Provided data:
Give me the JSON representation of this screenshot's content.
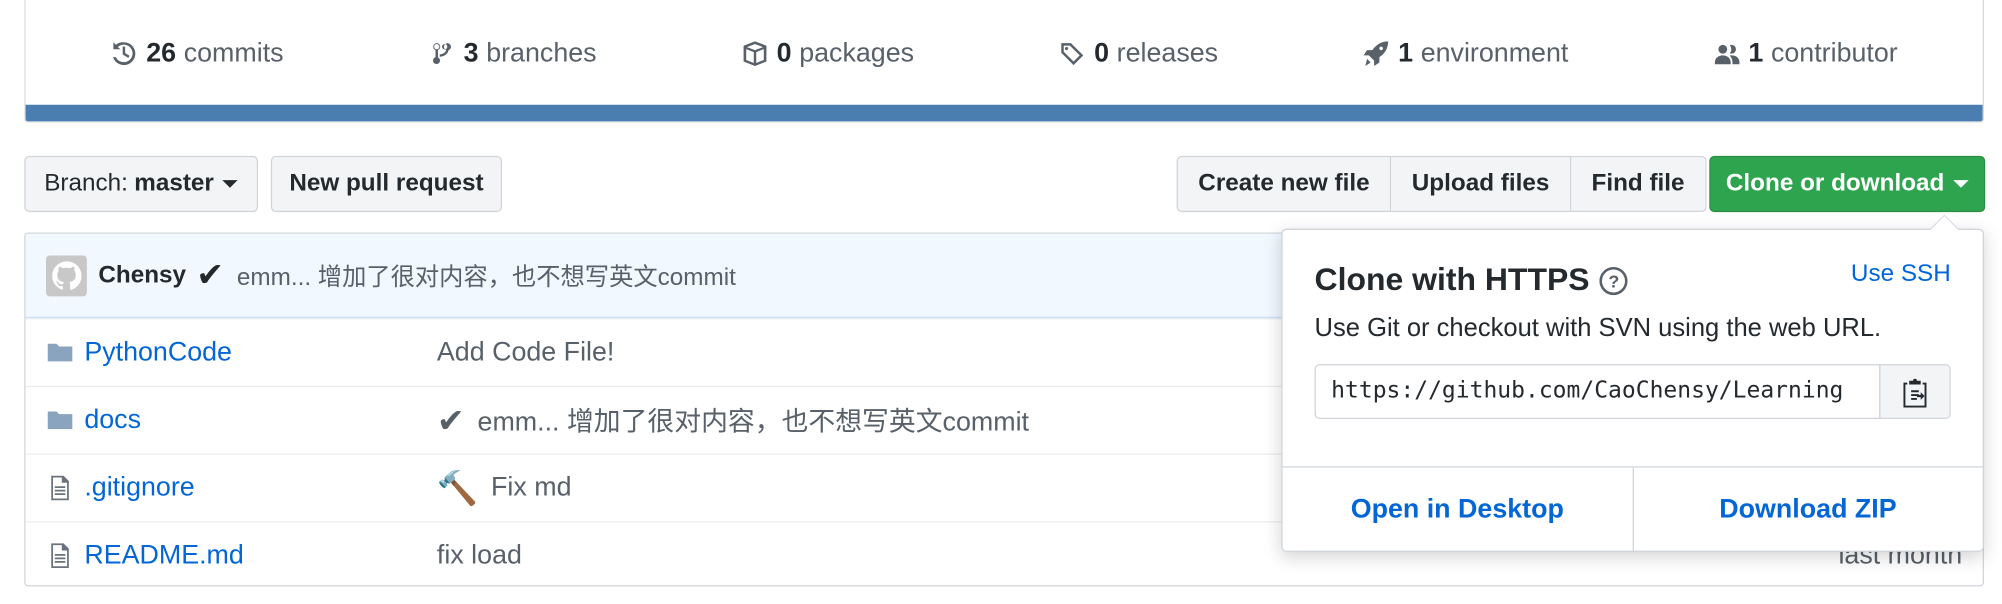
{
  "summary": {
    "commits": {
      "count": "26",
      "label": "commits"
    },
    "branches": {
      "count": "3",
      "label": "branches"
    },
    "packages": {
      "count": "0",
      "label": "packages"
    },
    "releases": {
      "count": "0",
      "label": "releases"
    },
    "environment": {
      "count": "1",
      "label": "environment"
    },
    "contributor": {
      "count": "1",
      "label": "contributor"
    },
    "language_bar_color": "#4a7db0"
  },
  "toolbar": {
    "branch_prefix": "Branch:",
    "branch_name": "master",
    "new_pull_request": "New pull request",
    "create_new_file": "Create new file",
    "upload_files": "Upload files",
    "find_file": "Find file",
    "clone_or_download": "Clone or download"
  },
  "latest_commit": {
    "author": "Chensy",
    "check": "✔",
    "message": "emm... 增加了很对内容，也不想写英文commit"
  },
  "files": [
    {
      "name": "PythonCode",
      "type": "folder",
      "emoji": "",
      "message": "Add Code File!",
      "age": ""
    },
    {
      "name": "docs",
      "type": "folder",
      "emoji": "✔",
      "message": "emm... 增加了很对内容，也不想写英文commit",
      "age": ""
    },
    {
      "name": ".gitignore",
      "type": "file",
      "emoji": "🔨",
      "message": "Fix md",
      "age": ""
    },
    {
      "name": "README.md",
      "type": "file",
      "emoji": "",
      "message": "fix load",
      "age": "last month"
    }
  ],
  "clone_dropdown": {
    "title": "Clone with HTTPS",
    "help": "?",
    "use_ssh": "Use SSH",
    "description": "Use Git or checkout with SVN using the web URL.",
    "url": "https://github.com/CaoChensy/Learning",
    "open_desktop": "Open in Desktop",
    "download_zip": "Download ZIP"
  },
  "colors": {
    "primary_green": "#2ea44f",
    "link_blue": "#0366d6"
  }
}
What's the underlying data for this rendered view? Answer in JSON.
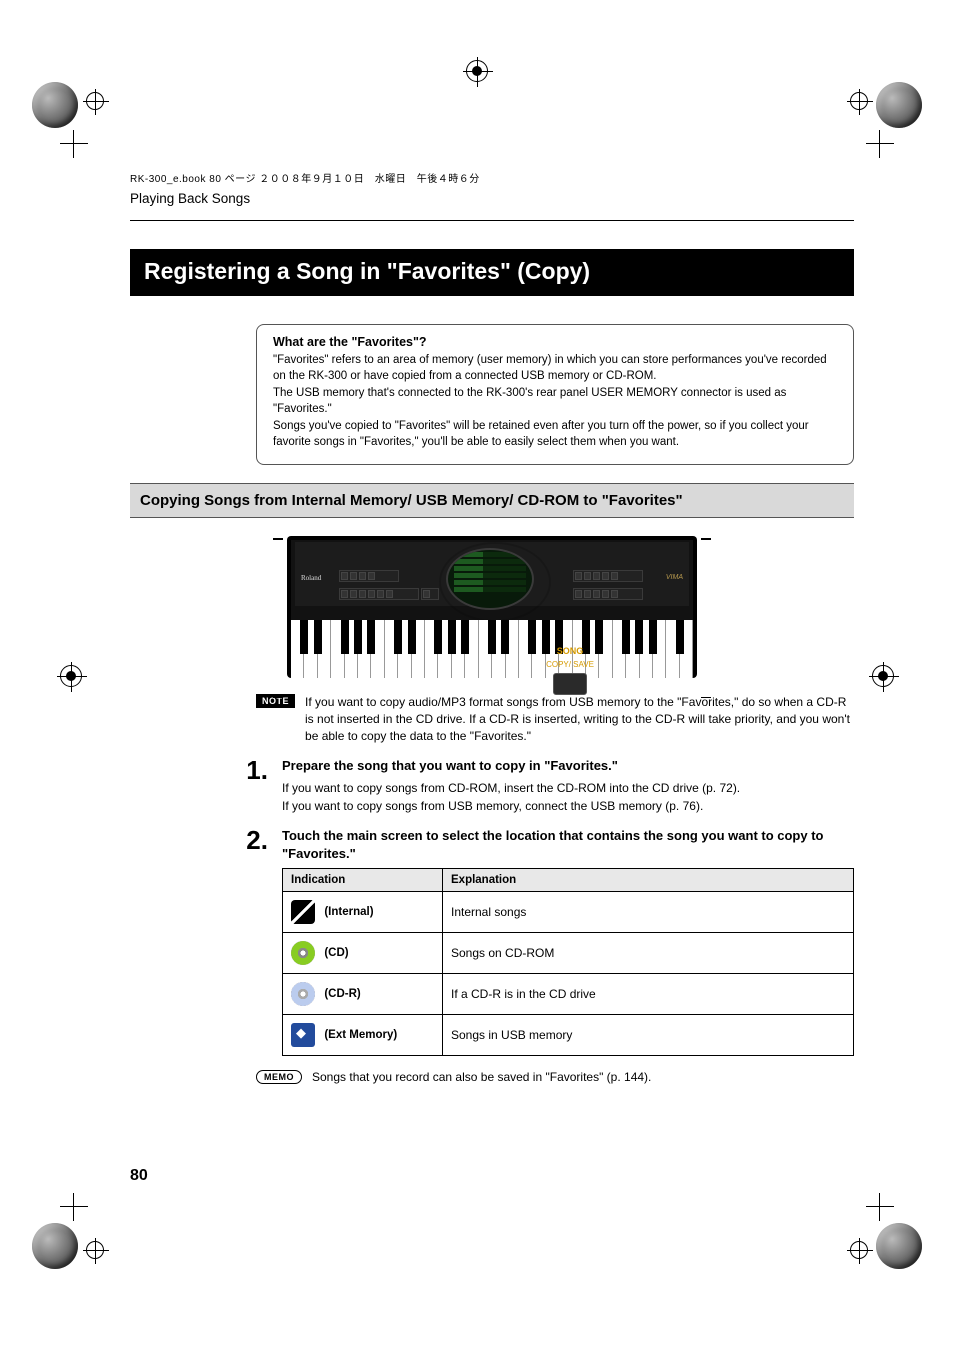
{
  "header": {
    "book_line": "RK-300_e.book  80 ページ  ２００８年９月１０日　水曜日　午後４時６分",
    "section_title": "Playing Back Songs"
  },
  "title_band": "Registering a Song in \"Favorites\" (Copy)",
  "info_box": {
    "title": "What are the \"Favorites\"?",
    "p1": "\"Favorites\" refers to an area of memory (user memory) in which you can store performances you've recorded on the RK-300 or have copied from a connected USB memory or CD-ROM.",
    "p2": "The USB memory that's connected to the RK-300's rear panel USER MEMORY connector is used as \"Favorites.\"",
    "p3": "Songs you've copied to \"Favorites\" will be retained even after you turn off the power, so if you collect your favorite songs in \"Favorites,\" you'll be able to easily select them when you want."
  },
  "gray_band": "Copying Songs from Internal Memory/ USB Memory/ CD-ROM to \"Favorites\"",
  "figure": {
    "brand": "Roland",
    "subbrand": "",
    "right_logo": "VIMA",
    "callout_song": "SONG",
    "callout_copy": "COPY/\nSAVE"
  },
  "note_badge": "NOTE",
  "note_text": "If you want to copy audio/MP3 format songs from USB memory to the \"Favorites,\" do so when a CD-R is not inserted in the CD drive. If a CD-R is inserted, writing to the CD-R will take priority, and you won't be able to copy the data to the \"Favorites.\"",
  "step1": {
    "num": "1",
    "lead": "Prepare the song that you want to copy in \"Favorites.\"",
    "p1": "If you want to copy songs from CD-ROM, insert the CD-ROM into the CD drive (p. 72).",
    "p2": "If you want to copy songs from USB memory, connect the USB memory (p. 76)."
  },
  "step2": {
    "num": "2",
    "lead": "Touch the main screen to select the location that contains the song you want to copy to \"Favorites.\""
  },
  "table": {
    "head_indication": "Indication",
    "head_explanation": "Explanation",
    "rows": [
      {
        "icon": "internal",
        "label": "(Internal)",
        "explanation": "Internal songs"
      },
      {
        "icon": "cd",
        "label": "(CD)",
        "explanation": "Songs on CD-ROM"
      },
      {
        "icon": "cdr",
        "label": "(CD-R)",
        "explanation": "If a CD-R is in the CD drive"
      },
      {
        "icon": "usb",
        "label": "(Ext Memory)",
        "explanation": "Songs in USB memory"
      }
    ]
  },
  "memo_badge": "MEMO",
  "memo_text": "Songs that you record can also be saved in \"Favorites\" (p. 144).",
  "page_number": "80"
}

Given problem:
Determine how many lines of the listing above include the word "connected", and report that number only.

The response:
2